**Aim of the exercise:**
Put the lines of the entries below into a JSON list of strings, one string per line, skipping blank lines, starting at the first line of the entries and ending at the line that contains "- check-icon: √: [402, 664, 416, 692]", both included.

**The data:**
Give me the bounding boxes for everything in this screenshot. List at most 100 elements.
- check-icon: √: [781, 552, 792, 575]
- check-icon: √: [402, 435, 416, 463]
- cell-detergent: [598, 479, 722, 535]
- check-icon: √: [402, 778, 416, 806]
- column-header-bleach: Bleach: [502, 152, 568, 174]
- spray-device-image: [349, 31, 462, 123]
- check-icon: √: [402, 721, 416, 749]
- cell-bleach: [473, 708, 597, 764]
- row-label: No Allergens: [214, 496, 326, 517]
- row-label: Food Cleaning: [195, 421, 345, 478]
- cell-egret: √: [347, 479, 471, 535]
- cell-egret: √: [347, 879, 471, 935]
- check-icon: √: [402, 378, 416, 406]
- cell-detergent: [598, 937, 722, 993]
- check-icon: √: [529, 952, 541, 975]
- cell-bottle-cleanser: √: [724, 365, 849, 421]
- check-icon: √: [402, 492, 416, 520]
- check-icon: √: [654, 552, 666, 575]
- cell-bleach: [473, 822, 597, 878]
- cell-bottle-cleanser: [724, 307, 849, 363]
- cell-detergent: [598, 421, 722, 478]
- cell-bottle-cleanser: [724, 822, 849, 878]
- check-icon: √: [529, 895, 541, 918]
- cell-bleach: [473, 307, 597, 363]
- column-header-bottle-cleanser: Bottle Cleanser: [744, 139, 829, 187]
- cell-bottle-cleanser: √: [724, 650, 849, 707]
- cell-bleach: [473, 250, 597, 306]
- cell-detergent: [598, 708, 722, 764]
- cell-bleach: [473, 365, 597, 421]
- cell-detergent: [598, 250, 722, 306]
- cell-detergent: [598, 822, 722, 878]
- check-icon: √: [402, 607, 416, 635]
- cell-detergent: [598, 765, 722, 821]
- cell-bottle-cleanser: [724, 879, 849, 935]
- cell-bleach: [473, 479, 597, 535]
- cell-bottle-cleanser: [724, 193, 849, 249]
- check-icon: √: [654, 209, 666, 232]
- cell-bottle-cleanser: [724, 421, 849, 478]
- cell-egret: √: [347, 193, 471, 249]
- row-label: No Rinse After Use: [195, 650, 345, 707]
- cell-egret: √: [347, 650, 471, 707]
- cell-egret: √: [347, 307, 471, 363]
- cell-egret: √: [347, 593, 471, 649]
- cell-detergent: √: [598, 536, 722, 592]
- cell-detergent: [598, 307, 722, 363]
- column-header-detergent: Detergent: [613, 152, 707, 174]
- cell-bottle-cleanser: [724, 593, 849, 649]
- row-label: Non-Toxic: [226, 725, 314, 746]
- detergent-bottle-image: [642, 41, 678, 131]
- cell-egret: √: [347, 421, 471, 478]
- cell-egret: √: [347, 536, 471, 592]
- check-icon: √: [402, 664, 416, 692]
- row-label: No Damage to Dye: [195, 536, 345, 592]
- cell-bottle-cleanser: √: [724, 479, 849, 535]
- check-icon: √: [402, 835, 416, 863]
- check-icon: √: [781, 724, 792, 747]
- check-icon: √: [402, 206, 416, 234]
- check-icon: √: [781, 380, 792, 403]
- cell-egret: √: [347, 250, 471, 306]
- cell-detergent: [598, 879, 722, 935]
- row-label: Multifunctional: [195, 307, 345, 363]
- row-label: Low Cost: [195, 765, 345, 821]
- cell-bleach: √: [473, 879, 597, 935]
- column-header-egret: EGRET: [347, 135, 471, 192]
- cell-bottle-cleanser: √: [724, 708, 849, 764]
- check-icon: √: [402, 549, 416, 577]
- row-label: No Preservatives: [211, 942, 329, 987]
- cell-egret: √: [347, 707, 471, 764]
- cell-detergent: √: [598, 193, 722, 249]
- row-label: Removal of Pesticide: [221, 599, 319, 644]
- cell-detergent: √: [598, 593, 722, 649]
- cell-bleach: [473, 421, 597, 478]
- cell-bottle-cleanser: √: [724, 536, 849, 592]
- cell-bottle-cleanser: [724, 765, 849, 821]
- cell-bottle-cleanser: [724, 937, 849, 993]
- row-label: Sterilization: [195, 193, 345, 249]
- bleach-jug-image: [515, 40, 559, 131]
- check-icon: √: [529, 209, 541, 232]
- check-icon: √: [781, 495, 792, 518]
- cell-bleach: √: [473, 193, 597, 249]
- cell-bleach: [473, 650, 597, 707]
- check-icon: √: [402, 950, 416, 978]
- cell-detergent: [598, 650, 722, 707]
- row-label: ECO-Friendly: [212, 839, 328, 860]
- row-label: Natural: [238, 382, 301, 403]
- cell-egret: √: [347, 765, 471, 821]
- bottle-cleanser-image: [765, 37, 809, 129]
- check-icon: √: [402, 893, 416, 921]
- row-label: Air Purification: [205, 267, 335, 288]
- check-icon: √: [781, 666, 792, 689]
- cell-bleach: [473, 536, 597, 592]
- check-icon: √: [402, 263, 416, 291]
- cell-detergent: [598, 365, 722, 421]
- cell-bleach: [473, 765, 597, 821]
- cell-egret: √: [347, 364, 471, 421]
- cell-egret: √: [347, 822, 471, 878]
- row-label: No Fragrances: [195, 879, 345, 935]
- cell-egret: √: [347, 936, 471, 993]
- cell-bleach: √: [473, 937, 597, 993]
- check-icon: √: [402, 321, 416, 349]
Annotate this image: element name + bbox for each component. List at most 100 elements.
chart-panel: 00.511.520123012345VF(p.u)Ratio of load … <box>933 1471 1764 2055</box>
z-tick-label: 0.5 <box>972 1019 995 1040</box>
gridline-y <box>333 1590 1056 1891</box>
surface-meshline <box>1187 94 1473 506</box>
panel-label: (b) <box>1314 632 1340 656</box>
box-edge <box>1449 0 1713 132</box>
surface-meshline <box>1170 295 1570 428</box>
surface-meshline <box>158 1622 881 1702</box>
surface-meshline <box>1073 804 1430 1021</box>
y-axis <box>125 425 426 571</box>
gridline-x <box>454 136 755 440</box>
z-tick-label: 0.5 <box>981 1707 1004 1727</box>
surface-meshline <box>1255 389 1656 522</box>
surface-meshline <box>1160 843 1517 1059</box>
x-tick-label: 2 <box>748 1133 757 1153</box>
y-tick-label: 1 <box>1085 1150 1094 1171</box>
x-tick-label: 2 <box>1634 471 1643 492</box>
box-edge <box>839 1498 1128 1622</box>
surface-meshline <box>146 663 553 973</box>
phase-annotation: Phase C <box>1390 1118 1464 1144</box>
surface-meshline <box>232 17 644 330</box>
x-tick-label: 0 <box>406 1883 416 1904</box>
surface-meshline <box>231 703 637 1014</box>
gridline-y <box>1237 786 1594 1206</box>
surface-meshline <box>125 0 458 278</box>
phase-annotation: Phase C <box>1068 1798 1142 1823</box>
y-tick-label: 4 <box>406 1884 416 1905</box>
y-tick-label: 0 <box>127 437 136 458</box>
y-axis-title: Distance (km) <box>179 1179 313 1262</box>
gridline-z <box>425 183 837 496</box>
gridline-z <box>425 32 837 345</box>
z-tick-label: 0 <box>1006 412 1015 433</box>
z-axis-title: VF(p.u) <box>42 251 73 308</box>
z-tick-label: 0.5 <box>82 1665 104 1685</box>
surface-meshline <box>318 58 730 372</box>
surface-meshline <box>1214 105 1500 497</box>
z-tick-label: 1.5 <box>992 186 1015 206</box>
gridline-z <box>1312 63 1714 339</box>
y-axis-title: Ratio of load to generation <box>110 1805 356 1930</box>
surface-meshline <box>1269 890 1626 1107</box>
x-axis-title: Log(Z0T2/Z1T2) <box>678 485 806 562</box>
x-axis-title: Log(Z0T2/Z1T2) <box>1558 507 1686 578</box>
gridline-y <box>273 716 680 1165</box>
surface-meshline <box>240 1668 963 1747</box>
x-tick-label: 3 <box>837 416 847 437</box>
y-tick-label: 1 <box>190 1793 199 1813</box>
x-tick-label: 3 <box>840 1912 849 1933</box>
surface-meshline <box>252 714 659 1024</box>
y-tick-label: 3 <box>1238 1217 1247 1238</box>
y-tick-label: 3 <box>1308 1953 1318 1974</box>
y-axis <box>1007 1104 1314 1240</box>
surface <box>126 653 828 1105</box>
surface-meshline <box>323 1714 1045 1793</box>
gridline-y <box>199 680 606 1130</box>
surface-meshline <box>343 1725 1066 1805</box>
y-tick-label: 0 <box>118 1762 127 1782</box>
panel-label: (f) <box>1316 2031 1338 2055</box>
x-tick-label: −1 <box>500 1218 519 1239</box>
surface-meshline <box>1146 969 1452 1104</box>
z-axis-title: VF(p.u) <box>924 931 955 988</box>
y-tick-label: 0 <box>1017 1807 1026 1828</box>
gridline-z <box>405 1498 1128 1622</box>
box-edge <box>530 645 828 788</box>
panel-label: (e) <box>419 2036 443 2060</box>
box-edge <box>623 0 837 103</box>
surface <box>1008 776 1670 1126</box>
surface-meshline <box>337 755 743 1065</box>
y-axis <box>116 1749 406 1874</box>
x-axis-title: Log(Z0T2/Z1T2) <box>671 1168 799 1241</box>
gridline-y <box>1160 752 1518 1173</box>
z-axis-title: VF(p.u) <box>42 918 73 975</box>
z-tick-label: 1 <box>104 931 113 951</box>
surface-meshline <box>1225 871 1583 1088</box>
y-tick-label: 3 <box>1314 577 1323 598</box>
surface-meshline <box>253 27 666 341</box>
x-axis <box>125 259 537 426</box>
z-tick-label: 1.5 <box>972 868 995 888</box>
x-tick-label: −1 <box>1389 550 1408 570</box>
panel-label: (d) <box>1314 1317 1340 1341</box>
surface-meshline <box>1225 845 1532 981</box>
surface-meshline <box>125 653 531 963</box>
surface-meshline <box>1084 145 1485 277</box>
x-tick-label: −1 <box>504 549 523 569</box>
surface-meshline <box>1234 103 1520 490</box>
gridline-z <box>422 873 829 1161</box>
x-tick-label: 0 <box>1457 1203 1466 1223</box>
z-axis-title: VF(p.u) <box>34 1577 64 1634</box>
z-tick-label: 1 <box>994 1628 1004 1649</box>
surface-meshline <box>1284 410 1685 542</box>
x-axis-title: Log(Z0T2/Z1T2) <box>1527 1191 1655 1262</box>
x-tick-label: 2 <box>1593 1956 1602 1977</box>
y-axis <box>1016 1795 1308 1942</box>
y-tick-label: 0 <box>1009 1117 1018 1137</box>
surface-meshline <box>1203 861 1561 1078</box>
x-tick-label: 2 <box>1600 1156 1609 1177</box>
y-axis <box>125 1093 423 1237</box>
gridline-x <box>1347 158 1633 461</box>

**Output of the task:**
[
  "Give me the bounding boxes for everything in this screenshot. List at most 100 elements.",
  "- check-icon: √: [781, 552, 792, 575]",
  "- check-icon: √: [402, 435, 416, 463]",
  "- cell-detergent: [598, 479, 722, 535]",
  "- check-icon: √: [402, 778, 416, 806]",
  "- column-header-bleach: Bleach: [502, 152, 568, 174]",
  "- spray-device-image: [349, 31, 462, 123]",
  "- check-icon: √: [402, 721, 416, 749]",
  "- cell-bleach: [473, 708, 597, 764]",
  "- row-label: No Allergens: [214, 496, 326, 517]",
  "- row-label: Food Cleaning: [195, 421, 345, 478]",
  "- cell-egret: √: [347, 479, 471, 535]",
  "- cell-egret: √: [347, 879, 471, 935]",
  "- check-icon: √: [402, 378, 416, 406]",
  "- cell-detergent: [598, 937, 722, 993]",
  "- check-icon: √: [529, 952, 541, 975]",
  "- cell-bottle-cleanser: √: [724, 365, 849, 421]",
  "- check-icon: √: [402, 492, 416, 520]",
  "- check-icon: √: [654, 552, 666, 575]",
  "- cell-bleach: [473, 822, 597, 878]",
  "- cell-bottle-cleanser: [724, 307, 849, 363]",
  "- cell-detergent: [598, 421, 722, 478]",
  "- cell-bottle-cleanser: [724, 822, 849, 878]",
  "- check-icon: √: [529, 895, 541, 918]",
  "- cell-bleach: [473, 307, 597, 363]",
  "- column-header-bottle-cleanser: Bottle Cleanser: [744, 139, 829, 187]",
  "- cell-bottle-cleanser: √: [724, 650, 849, 707]",
  "- cell-bleach: [473, 250, 597, 306]",
  "- cell-detergent: [598, 708, 722, 764]",
  "- cell-bleach: [473, 365, 597, 421]",
  "- cell-detergent: [598, 250, 722, 306]",
  "- cell-detergent: [598, 822, 722, 878]",
  "- check-icon: √: [402, 607, 416, 635]",
  "- cell-detergent: [598, 765, 722, 821]",
  "- cell-bottle-cleanser: [724, 879, 849, 935]",
  "- cell-bleach: [473, 479, 597, 535]",
  "- cell-bottle-cleanser: [724, 193, 849, 249]",
  "- check-icon: √: [654, 209, 666, 232]",
  "- cell-bottle-cleanser: [724, 421, 849, 478]",
  "- cell-egret: √: [347, 193, 471, 249]",
  "- row-label: No Rinse After Use: [195, 650, 345, 707]",
  "- cell-egret: √: [347, 650, 471, 707]",
  "- cell-egret: √: [347, 307, 471, 363]",
  "- cell-egret: √: [347, 593, 471, 649]",
  "- cell-detergent: √: [598, 536, 722, 592]",
  "- cell-detergent: [598, 307, 722, 363]",
  "- column-header-detergent: Detergent: [613, 152, 707, 174]",
  "- cell-bottle-cleanser: [724, 593, 849, 649]",
  "- row-label: Non-Toxic: [226, 725, 314, 746]",
  "- detergent-bottle-image: [642, 41, 678, 131]",
  "- cell-egret: √: [347, 421, 471, 478]",
  "- cell-egret: √: [347, 536, 471, 592]",
  "- check-icon: √: [402, 664, 416, 692]"
]